▶ WHAT IS REQUIRED:
Transcribe the records below exactly as they appear.
◇ ◇ ◇ ◇ ◇ ◇ ◇
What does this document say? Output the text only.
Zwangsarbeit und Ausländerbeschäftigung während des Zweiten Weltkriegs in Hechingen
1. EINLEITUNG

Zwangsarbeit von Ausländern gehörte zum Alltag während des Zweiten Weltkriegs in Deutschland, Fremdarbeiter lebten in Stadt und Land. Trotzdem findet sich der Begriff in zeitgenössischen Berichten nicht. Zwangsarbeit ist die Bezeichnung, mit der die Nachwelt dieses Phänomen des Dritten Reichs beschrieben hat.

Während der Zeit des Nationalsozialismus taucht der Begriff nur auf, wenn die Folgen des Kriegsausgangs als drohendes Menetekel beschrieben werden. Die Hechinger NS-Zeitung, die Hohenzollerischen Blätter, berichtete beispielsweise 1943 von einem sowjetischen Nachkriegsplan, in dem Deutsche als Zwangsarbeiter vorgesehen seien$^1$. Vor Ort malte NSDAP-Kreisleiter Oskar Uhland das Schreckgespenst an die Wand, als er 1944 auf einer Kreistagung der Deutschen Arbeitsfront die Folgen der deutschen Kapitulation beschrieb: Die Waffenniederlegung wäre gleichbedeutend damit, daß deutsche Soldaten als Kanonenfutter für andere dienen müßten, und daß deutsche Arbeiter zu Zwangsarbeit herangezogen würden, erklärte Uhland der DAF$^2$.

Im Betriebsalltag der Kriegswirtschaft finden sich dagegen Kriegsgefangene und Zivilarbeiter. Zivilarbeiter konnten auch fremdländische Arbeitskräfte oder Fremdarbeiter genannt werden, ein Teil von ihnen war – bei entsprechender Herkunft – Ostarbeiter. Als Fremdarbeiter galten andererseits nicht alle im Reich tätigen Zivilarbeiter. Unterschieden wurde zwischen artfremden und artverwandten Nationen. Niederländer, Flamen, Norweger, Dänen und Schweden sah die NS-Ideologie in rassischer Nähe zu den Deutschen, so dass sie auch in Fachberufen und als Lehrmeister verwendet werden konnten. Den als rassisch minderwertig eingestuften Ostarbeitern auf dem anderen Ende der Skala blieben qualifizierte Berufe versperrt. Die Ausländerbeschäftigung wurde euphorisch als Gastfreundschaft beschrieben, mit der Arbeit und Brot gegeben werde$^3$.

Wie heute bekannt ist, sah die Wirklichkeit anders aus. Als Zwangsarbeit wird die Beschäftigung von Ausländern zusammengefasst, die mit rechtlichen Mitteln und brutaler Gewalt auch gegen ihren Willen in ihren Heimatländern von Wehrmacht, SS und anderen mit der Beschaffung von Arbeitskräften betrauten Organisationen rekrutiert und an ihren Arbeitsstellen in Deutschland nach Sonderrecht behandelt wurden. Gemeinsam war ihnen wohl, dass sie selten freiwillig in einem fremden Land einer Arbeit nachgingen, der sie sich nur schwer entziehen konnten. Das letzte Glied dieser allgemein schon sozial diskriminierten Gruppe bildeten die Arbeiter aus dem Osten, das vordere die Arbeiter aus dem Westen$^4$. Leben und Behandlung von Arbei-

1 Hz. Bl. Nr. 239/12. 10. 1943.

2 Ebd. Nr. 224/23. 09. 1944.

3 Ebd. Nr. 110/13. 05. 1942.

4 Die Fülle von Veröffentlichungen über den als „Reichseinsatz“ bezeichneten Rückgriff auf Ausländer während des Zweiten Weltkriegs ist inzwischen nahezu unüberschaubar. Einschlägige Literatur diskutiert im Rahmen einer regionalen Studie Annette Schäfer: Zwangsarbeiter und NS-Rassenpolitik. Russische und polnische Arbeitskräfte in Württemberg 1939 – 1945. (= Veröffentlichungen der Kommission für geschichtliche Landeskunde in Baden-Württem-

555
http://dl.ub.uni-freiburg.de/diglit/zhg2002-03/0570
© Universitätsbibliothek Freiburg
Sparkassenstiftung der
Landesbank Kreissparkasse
◇ ◇ ◇ ◇ ◇ ◇ ◇
▶ CORRECT ANSWER:
What does this document say? Output the text only.
Zwangsarbeit und Ausländerbeschäftigung während des Zweiten Weltkriegs in Hechingen
1. EINLEITUNG

Zwangsarbeit von Ausländern gehörte zum Alltag während des Zweiten Weltkriegs in Deutschland, Fremdarbeiter lebten in Stadt und Land. Trotzdem findet sich der Begriff in zeitgenössischen Berichten nicht. Zwangsarbeit ist die Bezeichnung, mit der die Nachwelt dieses Phänomen des Dritten Reichs beschrieben hat.

Während der Zeit des Nationalsozialismus taucht der Begriff nur auf, wenn die Folgen des Kriegsausgangs als drohendes Menetekel beschrieben werden. Die Hechinger NS-Zeitung, die Hohenzollerischen Blätter, berichtete beispielsweise 1943 von einem sowjetischen Nachkriegsplan, in dem Deutsche als Zwangsarbeiter vorgesehen seien$^1$. Vor Ort malte NSDAP-Kreisleiter Oskar Uhland das Schreckgespenst an die Wand, als er 1944 auf einer Kreistagung der Deutschen Arbeitsfront die Folgen der deutschen Kapitulation beschrieb: Die Waffenniederlegung wäre gleichbedeutend damit, daß deutsche Soldaten als Kanonenfutter für andere dienen müßten, und daß deutsche Arbeiter zu Zwangsarbeit herangezogen würden, erklärte Uhland der DAF$^2$.

Im Betriebsalltag der Kriegswirtschaft finden sich dagegen Kriegsgefangene und Zivilarbeiter. Zivilarbeiter konnten auch fremdländische Arbeitskräfte oder Fremdarbeiter genannt werden, ein Teil von ihnen war – bei entsprechender Herkunft – Ostarbeiter. Als Fremdarbeiter galten andererseits nicht alle im Reich tätigen Zivilarbeiter. Unterschieden wurde zwischen artfremden und artverwandten Nationen. Niederländer, Flamen, Norweger, Dänen und Schweden sah die NS-Ideologie in rassischer Nähe zu den Deutschen, so dass sie auch in Fachberufen und als Lehrmeister verwendet werden konnten. Den als rassisch minderwertig eingestuften Ostarbeitern auf dem anderen Ende der Skala blieben qualifizierte Berufe versperrt. Die Ausländerbeschäftigung wurde euphorisch als Gastfreundschaft beschrieben, mit der Arbeit und Brot gegeben werde$^3$.

Wie heute bekannt ist, sah die Wirklichkeit anders aus. Als Zwangsarbeit wird die Beschäftigung von Ausländern zusammengefasst, die mit rechtlichen Mitteln und brutaler Gewalt auch gegen ihren Willen in ihren Heimatländern von Wehrmacht, SS und anderen mit der Beschaffung von Arbeitskräften betrauten Organisationen rekrutiert und an ihren Arbeitsstellen in Deutschland nach Sonderrecht behandelt wurden. Gemeinsam war ihnen wohl, dass sie selten freiwillig in einem fremden Land einer Arbeit nachgingen, der sie sich nur schwer entziehen konnten. Das letzte Glied dieser allgemein schon sozial diskriminierten Gruppe bildeten die Arbeiter aus dem Osten, das vordere die Arbeiter aus dem Westen$^4$. Leben und Behandlung von Arbei-

1 Hz. Bl. Nr. 239/12. 10. 1943.

2 Ebd. Nr. 224/23. 09. 1944.

3 Ebd. Nr. 110/13. 05. 1942.

4 Die Fülle von Veröffentlichungen über den als „Reichseinsatz“ bezeichneten Rückgriff auf Ausländer während des Zweiten Weltkriegs ist inzwischen nahezu unüberschaubar. Einschlägige Literatur diskutiert im Rahmen einer regionalen Studie Annette Schäfer: Zwangsarbeiter und NS-Rassenpolitik. Russische und polnische Arbeitskräfte in Württemberg 1939 – 1945. (= Veröffentlichungen der Kommission für geschichtliche Landeskunde in Baden-Württem-

555
http://dl.ub.uni-freiburg.de/diglit/zhg2002-03/0570
© Universitätsbibliothek Freiburg
Sparkassenstiftung der
Landesbank Kreissparkasse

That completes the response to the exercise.